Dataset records
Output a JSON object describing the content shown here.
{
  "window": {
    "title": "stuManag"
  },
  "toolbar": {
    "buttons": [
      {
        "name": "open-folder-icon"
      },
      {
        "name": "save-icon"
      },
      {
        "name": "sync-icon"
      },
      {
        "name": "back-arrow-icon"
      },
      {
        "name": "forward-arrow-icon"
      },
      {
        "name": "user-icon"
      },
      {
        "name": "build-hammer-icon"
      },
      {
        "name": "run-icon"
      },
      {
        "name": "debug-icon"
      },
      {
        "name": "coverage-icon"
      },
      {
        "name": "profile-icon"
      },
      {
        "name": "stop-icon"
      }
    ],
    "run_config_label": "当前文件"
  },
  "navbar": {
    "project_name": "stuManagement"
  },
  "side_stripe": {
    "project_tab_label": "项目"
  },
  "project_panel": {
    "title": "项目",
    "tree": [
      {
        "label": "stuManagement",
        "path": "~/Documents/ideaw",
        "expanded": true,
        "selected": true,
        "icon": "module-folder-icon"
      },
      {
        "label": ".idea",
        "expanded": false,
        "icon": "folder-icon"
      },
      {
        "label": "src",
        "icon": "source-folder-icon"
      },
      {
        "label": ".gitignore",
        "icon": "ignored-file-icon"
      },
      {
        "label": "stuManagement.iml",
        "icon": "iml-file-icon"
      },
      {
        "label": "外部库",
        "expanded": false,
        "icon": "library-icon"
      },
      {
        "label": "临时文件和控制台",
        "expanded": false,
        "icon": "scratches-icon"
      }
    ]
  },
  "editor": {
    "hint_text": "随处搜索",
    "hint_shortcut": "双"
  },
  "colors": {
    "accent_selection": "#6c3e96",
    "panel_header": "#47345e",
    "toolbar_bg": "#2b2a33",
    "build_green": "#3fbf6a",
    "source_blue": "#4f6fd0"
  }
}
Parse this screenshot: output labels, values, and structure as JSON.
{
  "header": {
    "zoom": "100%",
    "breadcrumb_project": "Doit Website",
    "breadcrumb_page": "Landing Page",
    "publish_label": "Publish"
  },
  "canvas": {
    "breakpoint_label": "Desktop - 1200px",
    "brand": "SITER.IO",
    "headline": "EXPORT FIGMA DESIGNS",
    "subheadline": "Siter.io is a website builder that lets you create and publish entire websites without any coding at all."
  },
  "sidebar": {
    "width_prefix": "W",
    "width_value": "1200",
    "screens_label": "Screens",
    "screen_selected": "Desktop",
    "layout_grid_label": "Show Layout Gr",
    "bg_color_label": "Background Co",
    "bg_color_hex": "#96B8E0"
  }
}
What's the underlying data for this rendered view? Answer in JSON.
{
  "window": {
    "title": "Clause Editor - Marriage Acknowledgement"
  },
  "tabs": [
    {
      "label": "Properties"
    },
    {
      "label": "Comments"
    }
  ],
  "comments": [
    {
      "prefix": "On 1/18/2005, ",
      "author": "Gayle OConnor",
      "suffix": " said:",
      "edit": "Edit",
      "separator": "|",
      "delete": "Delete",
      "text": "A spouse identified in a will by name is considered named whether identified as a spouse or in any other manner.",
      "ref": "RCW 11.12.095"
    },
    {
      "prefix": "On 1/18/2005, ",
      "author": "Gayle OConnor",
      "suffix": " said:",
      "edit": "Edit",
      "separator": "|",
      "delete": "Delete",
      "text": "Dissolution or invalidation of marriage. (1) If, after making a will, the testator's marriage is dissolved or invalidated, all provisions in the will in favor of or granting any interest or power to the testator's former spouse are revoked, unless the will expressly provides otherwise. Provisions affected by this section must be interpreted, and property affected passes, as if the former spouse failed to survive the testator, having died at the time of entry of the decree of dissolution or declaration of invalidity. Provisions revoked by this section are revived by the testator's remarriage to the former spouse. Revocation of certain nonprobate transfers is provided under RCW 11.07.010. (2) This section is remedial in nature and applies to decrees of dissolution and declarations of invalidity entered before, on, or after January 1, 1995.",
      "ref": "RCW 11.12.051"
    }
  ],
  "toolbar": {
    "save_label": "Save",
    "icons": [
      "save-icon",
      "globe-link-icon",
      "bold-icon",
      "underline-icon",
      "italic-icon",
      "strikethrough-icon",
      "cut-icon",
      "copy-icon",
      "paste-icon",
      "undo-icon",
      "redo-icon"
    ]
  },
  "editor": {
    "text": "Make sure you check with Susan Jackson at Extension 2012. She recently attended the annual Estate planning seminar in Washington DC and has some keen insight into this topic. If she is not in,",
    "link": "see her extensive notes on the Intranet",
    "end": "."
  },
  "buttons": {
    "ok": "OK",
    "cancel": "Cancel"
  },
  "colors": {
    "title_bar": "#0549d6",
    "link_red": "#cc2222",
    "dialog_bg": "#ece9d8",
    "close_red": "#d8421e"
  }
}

REQUEST » Extract every entry in the listing word for word.

THE OUTPUT »
Output a JSON object describing the content shown here.
{
  "window": {
    "title": "stuManag"
  },
  "toolbar": {
    "buttons": [
      {
        "name": "open-folder-icon"
      },
      {
        "name": "save-icon"
      },
      {
        "name": "sync-icon"
      },
      {
        "name": "back-arrow-icon"
      },
      {
        "name": "forward-arrow-icon"
      },
      {
        "name": "user-icon"
      },
      {
        "name": "build-hammer-icon"
      },
      {
        "name": "run-icon"
      },
      {
        "name": "debug-icon"
      },
      {
        "name": "coverage-icon"
      },
      {
        "name": "profile-icon"
      },
      {
        "name": "stop-icon"
      }
    ],
    "run_config_label": "当前文件"
  },
  "navbar": {
    "project_name": "stuManagement"
  },
  "side_stripe": {
    "project_tab_label": "项目"
  },
  "project_panel": {
    "title": "项目",
    "tree": [
      {
        "label": "stuManagement",
        "path": "~/Documents/ideaw",
        "expanded": true,
        "selected": true,
        "icon": "module-folder-icon"
      },
      {
        "label": ".idea",
        "expanded": false,
        "icon": "folder-icon"
      },
      {
        "label": "src",
        "icon": "source-folder-icon"
      },
      {
        "label": ".gitignore",
        "icon": "ignored-file-icon"
      },
      {
        "label": "stuManagement.iml",
        "icon": "iml-file-icon"
      },
      {
        "label": "外部库",
        "expanded": false,
        "icon": "library-icon"
      },
      {
        "label": "临时文件和控制台",
        "expanded": false,
        "icon": "scratches-icon"
      }
    ]
  },
  "editor": {
    "hint_text": "随处搜索",
    "hint_shortcut": "双"
  },
  "colors": {
    "accent_selection": "#6c3e96",
    "panel_header": "#47345e",
    "toolbar_bg": "#2b2a33",
    "build_green": "#3fbf6a",
    "source_blue": "#4f6fd0"
  }
}
Parse this screenshot: output labels, values, and structure as JSON.
{
  "header": {
    "zoom": "100%",
    "breadcrumb_project": "Doit Website",
    "breadcrumb_page": "Landing Page",
    "publish_label": "Publish"
  },
  "canvas": {
    "breakpoint_label": "Desktop - 1200px",
    "brand": "SITER.IO",
    "headline": "EXPORT FIGMA DESIGNS",
    "subheadline": "Siter.io is a website builder that lets you create and publish entire websites without any coding at all."
  },
  "sidebar": {
    "width_prefix": "W",
    "width_value": "1200",
    "screens_label": "Screens",
    "screen_selected": "Desktop",
    "layout_grid_label": "Show Layout Gr",
    "bg_color_label": "Background Co",
    "bg_color_hex": "#96B8E0"
  }
}
What's the underlying data for this rendered view? Answer in JSON.
{
  "window": {
    "title": "Clause Editor - Marriage Acknowledgement"
  },
  "tabs": [
    {
      "label": "Properties"
    },
    {
      "label": "Comments"
    }
  ],
  "comments": [
    {
      "prefix": "On 1/18/2005, ",
      "author": "Gayle OConnor",
      "suffix": " said:",
      "edit": "Edit",
      "separator": "|",
      "delete": "Delete",
      "text": "A spouse identified in a will by name is considered named whether identified as a spouse or in any other manner.",
      "ref": "RCW 11.12.095"
    },
    {
      "prefix": "On 1/18/2005, ",
      "author": "Gayle OConnor",
      "suffix": " said:",
      "edit": "Edit",
      "separator": "|",
      "delete": "Delete",
      "text": "Dissolution or invalidation of marriage. (1) If, after making a will, the testator's marriage is dissolved or invalidated, all provisions in the will in favor of or granting any interest or power to the testator's former spouse are revoked, unless the will expressly provides otherwise. Provisions affected by this section must be interpreted, and property affected passes, as if the former spouse failed to survive the testator, having died at the time of entry of the decree of dissolution or declaration of invalidity. Provisions revoked by this section are revived by the testator's remarriage to the former spouse. Revocation of certain nonprobate transfers is provided under RCW 11.07.010. (2) This section is remedial in nature and applies to decrees of dissolution and declarations of invalidity entered before, on, or after January 1, 1995.",
      "ref": "RCW 11.12.051"
    }
  ],
  "toolbar": {
    "save_label": "Save",
    "icons": [
      "save-icon",
      "globe-link-icon",
      "bold-icon",
      "underline-icon",
      "italic-icon",
      "strikethrough-icon",
      "cut-icon",
      "copy-icon",
      "paste-icon",
      "undo-icon",
      "redo-icon"
    ]
  },
  "editor": {
    "text": "Make sure you check with Susan Jackson at Extension 2012. She recently attended the annual Estate planning seminar in Washington DC and has some keen insight into this topic. If she is not in,",
    "link": "see her extensive notes on the Intranet",
    "end": "."
  },
  "buttons": {
    "ok": "OK",
    "cancel": "Cancel"
  },
  "colors": {
    "title_bar": "#0549d6",
    "link_red": "#cc2222",
    "dialog_bg": "#ece9d8",
    "close_red": "#d8421e"
  }
}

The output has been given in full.